PROBLEM REQUIREMENTS – From the listing below, extract every line containing "даже".

▬▬▬▬▬▬

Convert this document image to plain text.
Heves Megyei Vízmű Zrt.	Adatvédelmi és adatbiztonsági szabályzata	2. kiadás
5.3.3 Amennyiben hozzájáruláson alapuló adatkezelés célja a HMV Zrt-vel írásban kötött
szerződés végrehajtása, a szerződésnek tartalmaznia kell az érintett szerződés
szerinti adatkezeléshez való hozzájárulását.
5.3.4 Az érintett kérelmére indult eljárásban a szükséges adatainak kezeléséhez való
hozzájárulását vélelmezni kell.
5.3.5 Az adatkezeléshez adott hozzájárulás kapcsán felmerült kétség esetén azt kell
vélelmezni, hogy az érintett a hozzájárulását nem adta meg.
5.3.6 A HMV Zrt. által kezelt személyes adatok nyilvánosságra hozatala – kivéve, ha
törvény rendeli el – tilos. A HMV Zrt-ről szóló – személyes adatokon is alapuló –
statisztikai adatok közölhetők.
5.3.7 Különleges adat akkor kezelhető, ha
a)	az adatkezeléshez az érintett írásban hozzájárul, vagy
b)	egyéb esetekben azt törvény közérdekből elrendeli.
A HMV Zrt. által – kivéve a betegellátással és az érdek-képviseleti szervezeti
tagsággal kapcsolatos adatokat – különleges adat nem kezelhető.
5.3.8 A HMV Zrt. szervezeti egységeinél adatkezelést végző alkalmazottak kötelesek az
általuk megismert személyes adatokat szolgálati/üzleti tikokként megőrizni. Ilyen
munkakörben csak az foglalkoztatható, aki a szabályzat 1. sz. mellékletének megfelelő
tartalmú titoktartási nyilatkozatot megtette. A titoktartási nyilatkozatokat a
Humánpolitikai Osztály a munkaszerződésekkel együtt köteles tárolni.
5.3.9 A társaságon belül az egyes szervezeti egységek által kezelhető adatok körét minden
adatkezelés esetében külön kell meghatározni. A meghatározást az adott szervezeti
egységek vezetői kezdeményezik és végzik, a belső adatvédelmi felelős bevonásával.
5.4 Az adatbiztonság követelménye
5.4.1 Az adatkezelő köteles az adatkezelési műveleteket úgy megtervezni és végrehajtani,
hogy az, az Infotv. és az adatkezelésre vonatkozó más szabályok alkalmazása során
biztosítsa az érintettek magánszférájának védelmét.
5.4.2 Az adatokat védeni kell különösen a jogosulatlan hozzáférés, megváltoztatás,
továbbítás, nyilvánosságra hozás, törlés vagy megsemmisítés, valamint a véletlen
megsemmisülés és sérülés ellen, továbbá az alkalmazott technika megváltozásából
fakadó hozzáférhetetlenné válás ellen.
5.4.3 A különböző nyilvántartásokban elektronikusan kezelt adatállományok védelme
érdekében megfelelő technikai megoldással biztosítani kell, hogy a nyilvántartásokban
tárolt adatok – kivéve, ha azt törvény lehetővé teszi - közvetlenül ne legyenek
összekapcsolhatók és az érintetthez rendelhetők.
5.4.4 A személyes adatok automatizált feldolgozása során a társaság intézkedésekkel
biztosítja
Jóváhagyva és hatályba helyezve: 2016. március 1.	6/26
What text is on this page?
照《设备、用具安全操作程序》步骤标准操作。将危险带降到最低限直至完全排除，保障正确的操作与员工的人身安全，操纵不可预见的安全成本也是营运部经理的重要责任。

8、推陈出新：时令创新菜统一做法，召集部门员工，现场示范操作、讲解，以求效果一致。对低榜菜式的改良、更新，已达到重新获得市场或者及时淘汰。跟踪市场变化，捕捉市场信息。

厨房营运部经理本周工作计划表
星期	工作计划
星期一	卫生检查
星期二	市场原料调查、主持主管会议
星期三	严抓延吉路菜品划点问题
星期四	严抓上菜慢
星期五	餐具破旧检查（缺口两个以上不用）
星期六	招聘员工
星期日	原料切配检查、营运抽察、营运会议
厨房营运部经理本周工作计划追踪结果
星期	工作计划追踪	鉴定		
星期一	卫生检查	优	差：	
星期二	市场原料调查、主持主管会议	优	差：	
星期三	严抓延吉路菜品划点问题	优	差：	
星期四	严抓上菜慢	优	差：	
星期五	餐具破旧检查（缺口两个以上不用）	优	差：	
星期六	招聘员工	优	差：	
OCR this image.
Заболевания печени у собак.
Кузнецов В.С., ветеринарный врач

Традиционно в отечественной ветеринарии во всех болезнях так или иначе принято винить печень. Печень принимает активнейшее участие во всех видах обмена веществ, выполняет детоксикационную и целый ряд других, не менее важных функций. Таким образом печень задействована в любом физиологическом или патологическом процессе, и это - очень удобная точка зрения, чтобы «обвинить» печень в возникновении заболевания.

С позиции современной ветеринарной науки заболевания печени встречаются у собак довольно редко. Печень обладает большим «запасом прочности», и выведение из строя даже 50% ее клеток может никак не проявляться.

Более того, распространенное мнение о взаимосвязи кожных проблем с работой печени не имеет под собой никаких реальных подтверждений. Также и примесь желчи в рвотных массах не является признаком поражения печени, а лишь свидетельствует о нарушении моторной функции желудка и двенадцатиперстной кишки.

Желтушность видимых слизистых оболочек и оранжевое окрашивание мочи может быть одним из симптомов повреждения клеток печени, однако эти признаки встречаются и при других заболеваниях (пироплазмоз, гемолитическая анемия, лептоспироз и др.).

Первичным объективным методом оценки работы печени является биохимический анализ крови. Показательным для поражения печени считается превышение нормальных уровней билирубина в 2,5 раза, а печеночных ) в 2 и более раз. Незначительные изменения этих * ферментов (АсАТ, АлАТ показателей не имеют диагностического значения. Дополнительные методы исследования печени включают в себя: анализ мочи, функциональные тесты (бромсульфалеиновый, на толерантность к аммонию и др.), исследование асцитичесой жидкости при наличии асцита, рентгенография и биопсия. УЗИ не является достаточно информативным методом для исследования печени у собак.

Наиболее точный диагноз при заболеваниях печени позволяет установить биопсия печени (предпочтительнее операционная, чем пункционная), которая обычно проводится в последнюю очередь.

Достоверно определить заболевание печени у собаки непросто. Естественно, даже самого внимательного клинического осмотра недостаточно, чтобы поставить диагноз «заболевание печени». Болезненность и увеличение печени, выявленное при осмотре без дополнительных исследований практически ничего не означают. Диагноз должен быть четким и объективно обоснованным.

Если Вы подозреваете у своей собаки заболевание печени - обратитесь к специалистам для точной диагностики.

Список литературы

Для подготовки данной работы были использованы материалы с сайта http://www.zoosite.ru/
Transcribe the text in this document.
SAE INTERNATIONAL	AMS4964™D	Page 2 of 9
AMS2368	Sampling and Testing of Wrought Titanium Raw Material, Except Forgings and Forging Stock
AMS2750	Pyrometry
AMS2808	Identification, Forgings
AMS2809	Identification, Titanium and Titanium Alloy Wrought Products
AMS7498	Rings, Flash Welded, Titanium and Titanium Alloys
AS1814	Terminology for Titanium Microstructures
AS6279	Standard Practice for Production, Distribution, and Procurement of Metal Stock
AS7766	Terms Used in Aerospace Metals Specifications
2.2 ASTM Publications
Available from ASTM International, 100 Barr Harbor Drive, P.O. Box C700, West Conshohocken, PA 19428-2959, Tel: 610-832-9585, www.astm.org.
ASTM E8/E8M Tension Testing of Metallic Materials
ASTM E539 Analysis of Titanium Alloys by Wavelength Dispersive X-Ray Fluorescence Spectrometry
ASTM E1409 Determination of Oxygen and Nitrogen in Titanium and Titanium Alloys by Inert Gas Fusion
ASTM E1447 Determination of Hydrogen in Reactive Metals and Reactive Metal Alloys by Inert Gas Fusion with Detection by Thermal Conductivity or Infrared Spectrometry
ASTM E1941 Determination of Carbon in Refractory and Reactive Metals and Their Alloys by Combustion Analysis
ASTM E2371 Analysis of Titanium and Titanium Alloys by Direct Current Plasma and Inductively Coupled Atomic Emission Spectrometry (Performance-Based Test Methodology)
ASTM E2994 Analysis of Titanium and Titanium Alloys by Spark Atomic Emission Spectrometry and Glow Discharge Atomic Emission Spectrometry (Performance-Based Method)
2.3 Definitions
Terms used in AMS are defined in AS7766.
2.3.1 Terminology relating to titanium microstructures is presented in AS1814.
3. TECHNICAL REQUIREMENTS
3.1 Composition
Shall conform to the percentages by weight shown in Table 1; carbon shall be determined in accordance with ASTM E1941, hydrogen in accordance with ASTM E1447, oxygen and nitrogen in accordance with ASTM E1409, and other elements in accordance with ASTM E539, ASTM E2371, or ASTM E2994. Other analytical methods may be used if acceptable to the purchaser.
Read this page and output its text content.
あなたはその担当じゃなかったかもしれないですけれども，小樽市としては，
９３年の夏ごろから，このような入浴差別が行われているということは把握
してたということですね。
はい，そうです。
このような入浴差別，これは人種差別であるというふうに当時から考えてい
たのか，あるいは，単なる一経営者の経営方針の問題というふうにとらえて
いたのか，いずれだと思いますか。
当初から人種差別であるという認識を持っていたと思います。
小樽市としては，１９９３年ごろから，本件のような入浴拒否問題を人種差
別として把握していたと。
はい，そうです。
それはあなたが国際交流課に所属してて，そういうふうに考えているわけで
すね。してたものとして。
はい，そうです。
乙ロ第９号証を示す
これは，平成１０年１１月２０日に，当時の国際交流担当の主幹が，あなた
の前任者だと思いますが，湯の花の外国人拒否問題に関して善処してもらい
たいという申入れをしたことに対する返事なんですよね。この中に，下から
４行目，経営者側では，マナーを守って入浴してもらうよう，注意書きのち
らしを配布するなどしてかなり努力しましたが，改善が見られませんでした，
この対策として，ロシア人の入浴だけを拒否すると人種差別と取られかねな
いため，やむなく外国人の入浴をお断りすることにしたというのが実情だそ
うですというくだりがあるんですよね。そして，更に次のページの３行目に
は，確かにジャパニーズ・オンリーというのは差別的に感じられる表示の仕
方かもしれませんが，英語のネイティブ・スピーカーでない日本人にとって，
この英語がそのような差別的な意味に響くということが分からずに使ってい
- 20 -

▬▬▬▬▬▬

RESPONSE FOR THIS EXERCISE –
С позиции современной ветеринарной науки заболевания печени встречаются у собак довольно редко. Печень обладает большим «запасом прочности», и выведение из строя даже 50% ее клеток может никак не проявляться.
Достоверно определить заболевание печени у собаки непросто. Естественно, даже самого внимательного клинического осмотра недостаточно, чтобы поставить диагноз «заболевание печени». Болезненность и увеличение печени, выявленное при осмотре без дополнительных исследований практически ничего не означают. Диагноз должен быть четким и объективно обоснованным.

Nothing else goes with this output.